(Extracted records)
·····
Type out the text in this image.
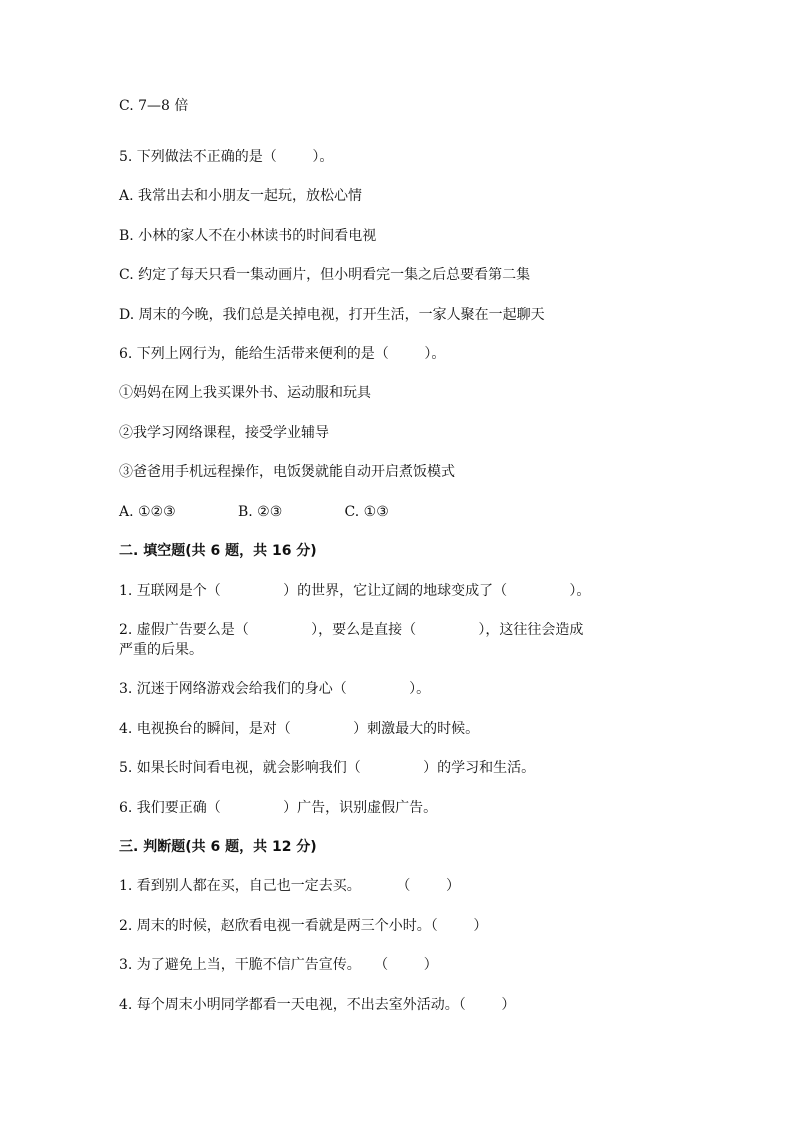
C. 7—8 倍
5. 下列做法不正确的是（        ）。
A. 我常出去和小朋友一起玩，放松心情
B. 小林的家人不在小林读书的时间看电视
C. 约定了每天只看一集动画片，但小明看完一集之后总要看第二集
D. 周末的今晚，我们总是关掉电视，打开生活，一家人聚在一起聊天
6. 下列上网行为，能给生活带来便利的是（        ）。
①妈妈在网上我买课外书、运动服和玩具
②我学习网络课程，接受学业辅导
③爸爸用手机远程操作，电饭煲就能自动开启煮饭模式
A. ①②③              B. ②③              C. ①③
二. 填空题(共 6 题，共 16 分)
1. 互联网是个（              ）的世界，它让辽阔的地球变成了（              ）。
2. 虚假广告要么是（              ），要么是直接（              ），这往往会造成
严重的后果。
3. 沉迷于网络游戏会给我们的身心（              ）。
4. 电视换台的瞬间，是对（              ）刺激最大的时候。
5. 如果长时间看电视，就会影响我们（              ）的学习和生活。
6. 我们要正确（              ）广告，识别虚假广告。
三. 判断题(共 6 题，共 12 分)
1. 看到别人都在买，自己也一定去买。        （        ）
2. 周末的时候，赵欣看电视一看就是两三个小时。（        ）
3. 为了避免上当，干脆不信广告宣传。   （        ）
4. 每个周末小明同学都看一天电视，不出去室外活动。（        ）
·····
■ **What is asked**: Leave out the pictures and transcribe the entries above exactly.

■ **Solution to the problem**:
Type out the text in this image.
C. 7—8 倍
5. 下列做法不正确的是（        ）。
A. 我常出去和小朋友一起玩，放松心情
B. 小林的家人不在小林读书的时间看电视
C. 约定了每天只看一集动画片，但小明看完一集之后总要看第二集
D. 周末的今晚，我们总是关掉电视，打开生活，一家人聚在一起聊天
6. 下列上网行为，能给生活带来便利的是（        ）。
①妈妈在网上我买课外书、运动服和玩具
②我学习网络课程，接受学业辅导
③爸爸用手机远程操作，电饭煲就能自动开启煮饭模式
A. ①②③              B. ②③              C. ①③
二. 填空题(共 6 题，共 16 分)
1. 互联网是个（              ）的世界，它让辽阔的地球变成了（              ）。
2. 虚假广告要么是（              ），要么是直接（              ），这往往会造成
严重的后果。
3. 沉迷于网络游戏会给我们的身心（              ）。
4. 电视换台的瞬间，是对（              ）刺激最大的时候。
5. 如果长时间看电视，就会影响我们（              ）的学习和生活。
6. 我们要正确（              ）广告，识别虚假广告。
三. 判断题(共 6 题，共 12 分)
1. 看到别人都在买，自己也一定去买。        （        ）
2. 周末的时候，赵欣看电视一看就是两三个小时。（        ）
3. 为了避免上当，干脆不信广告宣传。   （        ）
4. 每个周末小明同学都看一天电视，不出去室外活动。（        ）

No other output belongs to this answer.